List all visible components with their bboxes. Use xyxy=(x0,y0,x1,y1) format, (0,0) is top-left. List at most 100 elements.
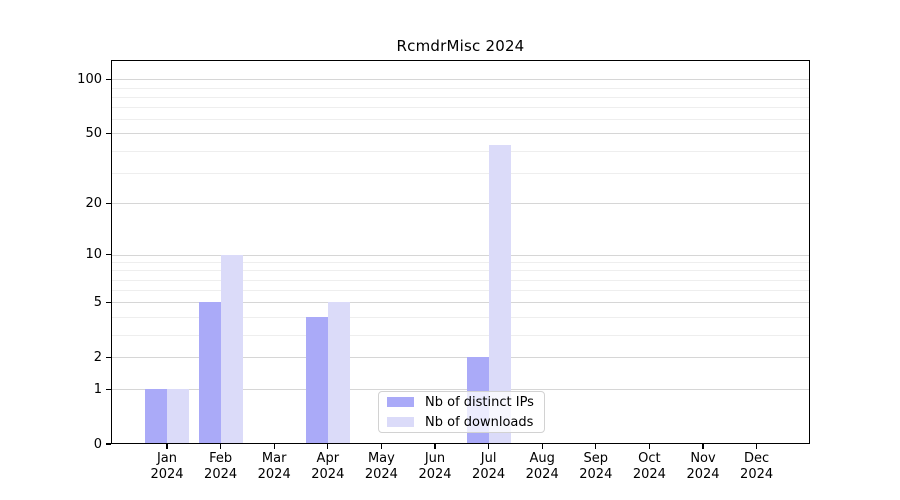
minor-gridline xyxy=(112,119,809,121)
x-tick-mark xyxy=(595,444,597,449)
minor-gridline xyxy=(112,172,809,174)
chart-title: RcmdrMisc 2024 xyxy=(396,37,525,55)
x-tick-label: Dec 2024 xyxy=(725,451,789,483)
major-gridline xyxy=(112,357,809,359)
x-tick-label: Sep 2024 xyxy=(564,451,628,483)
minor-gridline xyxy=(112,316,809,318)
x-tick-year: 2024 xyxy=(204,467,238,482)
legend-label-distinct-ips: Nb of distinct IPs xyxy=(425,394,534,410)
minor-gridline xyxy=(112,87,809,89)
minor-gridline xyxy=(112,290,809,292)
x-tick-label: Jan 2024 xyxy=(135,451,199,483)
x-tick-month: Dec xyxy=(744,451,770,466)
bar-downloads xyxy=(488,145,511,444)
legend-swatch-downloads xyxy=(387,417,414,427)
x-tick-month: Jun xyxy=(424,451,446,466)
y-tick-mark xyxy=(106,78,111,80)
y-tick-label: 5 xyxy=(93,294,102,310)
x-tick-month: Apr xyxy=(316,451,340,466)
x-tick-mark xyxy=(434,444,436,449)
x-tick-month: Nov xyxy=(690,451,716,466)
x-tick-month: Aug xyxy=(529,451,555,466)
minor-gridline xyxy=(112,334,809,336)
minor-gridline xyxy=(112,262,809,264)
y-tick-label: 2 xyxy=(93,349,102,365)
legend-label-downloads: Nb of downloads xyxy=(425,414,534,430)
bar-downloads xyxy=(327,302,350,444)
x-tick-year: 2024 xyxy=(311,467,345,482)
x-tick-year: 2024 xyxy=(257,467,291,482)
x-tick-year: 2024 xyxy=(525,467,559,482)
x-tick-label: Apr 2024 xyxy=(296,451,360,483)
legend-item-distinct-ips: Nb of distinct IPs xyxy=(387,395,544,410)
y-tick-label: 100 xyxy=(77,71,102,87)
x-tick-mark xyxy=(380,444,383,449)
bar-distinct-ips xyxy=(305,316,328,444)
x-tick-label: May 2024 xyxy=(349,451,413,483)
x-tick-month: Mar xyxy=(261,451,287,466)
major-gridline xyxy=(112,79,809,81)
x-tick-label: Mar 2024 xyxy=(242,451,306,483)
x-tick-mark xyxy=(755,444,758,449)
bar-downloads xyxy=(220,254,243,444)
minor-gridline xyxy=(112,279,809,281)
legend: Nb of distinct IPs Nb of downloads xyxy=(378,391,545,433)
y-tick-label: 1 xyxy=(93,381,102,397)
minor-gridline xyxy=(112,270,809,272)
major-gridline xyxy=(112,133,809,135)
y-tick-mark xyxy=(106,356,111,358)
minor-gridline xyxy=(112,150,809,152)
x-tick-month: Oct xyxy=(638,451,661,466)
x-tick-year: 2024 xyxy=(150,467,184,482)
y-tick-label: 0 xyxy=(93,436,102,452)
minor-gridline xyxy=(112,107,809,109)
x-tick-mark xyxy=(541,444,543,449)
y-tick-label: 20 xyxy=(85,195,102,211)
major-gridline xyxy=(112,389,809,391)
x-tick-year: 2024 xyxy=(579,467,613,482)
y-tick-mark xyxy=(106,202,111,205)
x-tick-year: 2024 xyxy=(686,467,720,482)
x-tick-label: Jul 2024 xyxy=(457,451,521,483)
x-tick-year: 2024 xyxy=(472,467,506,482)
x-tick-month: Sep xyxy=(583,451,609,466)
x-tick-label: Feb 2024 xyxy=(189,451,253,483)
x-tick-mark xyxy=(219,444,222,449)
bar-distinct-ips xyxy=(198,302,221,444)
x-tick-month: Jul xyxy=(480,451,497,466)
x-tick-year: 2024 xyxy=(418,467,452,482)
y-tick-mark xyxy=(106,132,111,134)
x-tick-mark xyxy=(702,444,704,449)
legend-swatch-distinct-ips xyxy=(387,397,414,407)
y-tick-mark xyxy=(106,301,111,304)
bar-distinct-ips xyxy=(145,389,167,444)
x-tick-mark xyxy=(273,444,275,449)
legend-item-downloads: Nb of downloads xyxy=(387,415,544,430)
x-tick-month: Feb xyxy=(209,451,233,466)
x-tick-mark xyxy=(487,444,490,449)
x-tick-label: Jun 2024 xyxy=(403,451,467,483)
y-tick-label: 10 xyxy=(85,247,102,262)
y-tick-label: 50 xyxy=(85,125,102,141)
y-tick-mark xyxy=(106,388,111,390)
minor-gridline xyxy=(112,96,809,98)
x-tick-mark xyxy=(166,444,168,449)
y-tick-mark xyxy=(106,443,111,445)
x-tick-month: May xyxy=(367,451,395,466)
x-tick-label: Aug 2024 xyxy=(510,451,574,483)
x-tick-year: 2024 xyxy=(632,467,666,482)
x-tick-year: 2024 xyxy=(740,467,774,482)
y-tick-mark xyxy=(106,253,111,256)
x-tick-year: 2024 xyxy=(364,467,398,482)
x-tick-mark xyxy=(327,444,329,449)
major-gridline xyxy=(112,203,809,205)
x-tick-month: Jan xyxy=(156,451,178,466)
major-gridline xyxy=(112,254,809,256)
bar-downloads xyxy=(167,389,189,444)
x-tick-label: Oct 2024 xyxy=(617,451,681,483)
major-gridline xyxy=(112,302,809,304)
x-tick-mark xyxy=(648,444,651,449)
x-tick-label: Nov 2024 xyxy=(671,451,735,483)
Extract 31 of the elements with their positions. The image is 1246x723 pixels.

════════

» Task description
Please recast the part of the entries that opens with the line containing "minor-gridline xyxy=(112,119,809,121)" and closes with the line containing "y-tick-label: 2 xyxy=(93,349,102,365)" as a numbered list. Leave out any blank lines.

» Written solution
1. minor-gridline xyxy=(112,119,809,121)
2. x-tick-mark xyxy=(595,444,597,449)
3. minor-gridline xyxy=(112,172,809,174)
4. chart-title: RcmdrMisc 2024 xyxy=(396,37,525,55)
5. x-tick-label: Dec 2024 xyxy=(725,451,789,483)
6. major-gridline xyxy=(112,357,809,359)
7. x-tick-label: Sep 2024 xyxy=(564,451,628,483)
8. minor-gridline xyxy=(112,316,809,318)
9. x-tick-year: 2024 xyxy=(204,467,238,482)
10. legend-label-distinct-ips: Nb of distinct IPs xyxy=(425,394,534,410)
11. minor-gridline xyxy=(112,87,809,89)
12. minor-gridline xyxy=(112,290,809,292)
13. x-tick-label: Jan 2024 xyxy=(135,451,199,483)
14. x-tick-month: Dec xyxy=(744,451,770,466)
15. bar-downloads xyxy=(488,145,511,444)
16. legend-swatch-downloads xyxy=(387,417,414,427)
17. x-tick-month: Jun xyxy=(424,451,446,466)
18. y-tick-mark xyxy=(106,78,111,80)
19. y-tick-label: 5 xyxy=(93,294,102,310)
20. x-tick-month: Apr xyxy=(316,451,340,466)
21. x-tick-mark xyxy=(434,444,436,449)
22. x-tick-month: Nov xyxy=(690,451,716,466)
23. x-tick-month: Aug xyxy=(529,451,555,466)
24. minor-gridline xyxy=(112,334,809,336)
25. minor-gridline xyxy=(112,262,809,264)
26. y-tick-label: 2 xyxy=(93,349,102,365)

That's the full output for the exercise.